### TASK DETAILS
Print all of the entries exactly, minus the pictures.

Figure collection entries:
++++++++++++++++++++
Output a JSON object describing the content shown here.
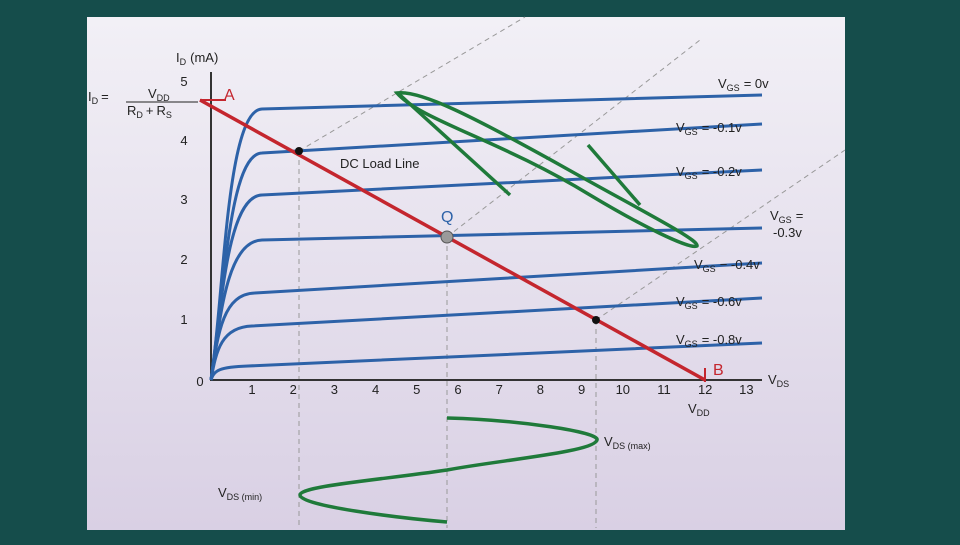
{
  "y_axis": {
    "symbol": "I",
    "sub": "D",
    "unit": "(mA)",
    "ticks": [
      "0",
      "1",
      "2",
      "3",
      "4",
      "5"
    ]
  },
  "x_axis": {
    "symbol": "V",
    "sub": "DS",
    "ticks": [
      "1",
      "2",
      "3",
      "4",
      "5",
      "6",
      "7",
      "8",
      "9",
      "10",
      "11",
      "12",
      "13"
    ]
  },
  "formula": {
    "lhs_symbol": "I",
    "lhs_sub": "D",
    "equals": "=",
    "num_symbol": "V",
    "num_sub": "DD",
    "den_symbol_1": "R",
    "den_sub_1": "D",
    "plus": "+",
    "den_symbol_2": "R",
    "den_sub_2": "S"
  },
  "curves": [
    {
      "symbol": "V",
      "sub": "GS",
      "value": "= 0v"
    },
    {
      "symbol": "V",
      "sub": "GS",
      "value": "= -0.1v"
    },
    {
      "symbol": "V",
      "sub": "GS",
      "value": "= -0.2v"
    },
    {
      "symbol": "V",
      "sub": "GS",
      "value": "=",
      "value2": "-0.3v"
    },
    {
      "symbol": "V",
      "sub": "GS",
      "value": "− -0.4v"
    },
    {
      "symbol": "V",
      "sub": "GS",
      "value": "= -0.6v"
    },
    {
      "symbol": "V",
      "sub": "GS",
      "value": "= -0.8v"
    }
  ],
  "load_line": "DC Load Line",
  "points": {
    "a": "A",
    "b": "B",
    "q": "Q"
  },
  "vdd": {
    "symbol": "V",
    "sub": "DD"
  },
  "vds_max": {
    "symbol": "V",
    "sub": "DS (max)"
  },
  "vds_min": {
    "symbol": "V",
    "sub": "DS (min)"
  }
}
++++++++++++++++++++
### RESULT FOR THIS EXERCISE
Output a JSON object describing the content shown here.
{
  "y_axis": {
    "symbol": "I",
    "sub": "D",
    "unit": "(mA)",
    "ticks": [
      "0",
      "1",
      "2",
      "3",
      "4",
      "5"
    ]
  },
  "x_axis": {
    "symbol": "V",
    "sub": "DS",
    "ticks": [
      "1",
      "2",
      "3",
      "4",
      "5",
      "6",
      "7",
      "8",
      "9",
      "10",
      "11",
      "12",
      "13"
    ]
  },
  "formula": {
    "lhs_symbol": "I",
    "lhs_sub": "D",
    "equals": "=",
    "num_symbol": "V",
    "num_sub": "DD",
    "den_symbol_1": "R",
    "den_sub_1": "D",
    "plus": "+",
    "den_symbol_2": "R",
    "den_sub_2": "S"
  },
  "curves": [
    {
      "symbol": "V",
      "sub": "GS",
      "value": "= 0v"
    },
    {
      "symbol": "V",
      "sub": "GS",
      "value": "= -0.1v"
    },
    {
      "symbol": "V",
      "sub": "GS",
      "value": "= -0.2v"
    },
    {
      "symbol": "V",
      "sub": "GS",
      "value": "=",
      "value2": "-0.3v"
    },
    {
      "symbol": "V",
      "sub": "GS",
      "value": "− -0.4v"
    },
    {
      "symbol": "V",
      "sub": "GS",
      "value": "= -0.6v"
    },
    {
      "symbol": "V",
      "sub": "GS",
      "value": "= -0.8v"
    }
  ],
  "load_line": "DC Load Line",
  "points": {
    "a": "A",
    "b": "B",
    "q": "Q"
  },
  "vdd": {
    "symbol": "V",
    "sub": "DD"
  },
  "vds_max": {
    "symbol": "V",
    "sub": "DS (max)"
  },
  "vds_min": {
    "symbol": "V",
    "sub": "DS (min)"
  }
}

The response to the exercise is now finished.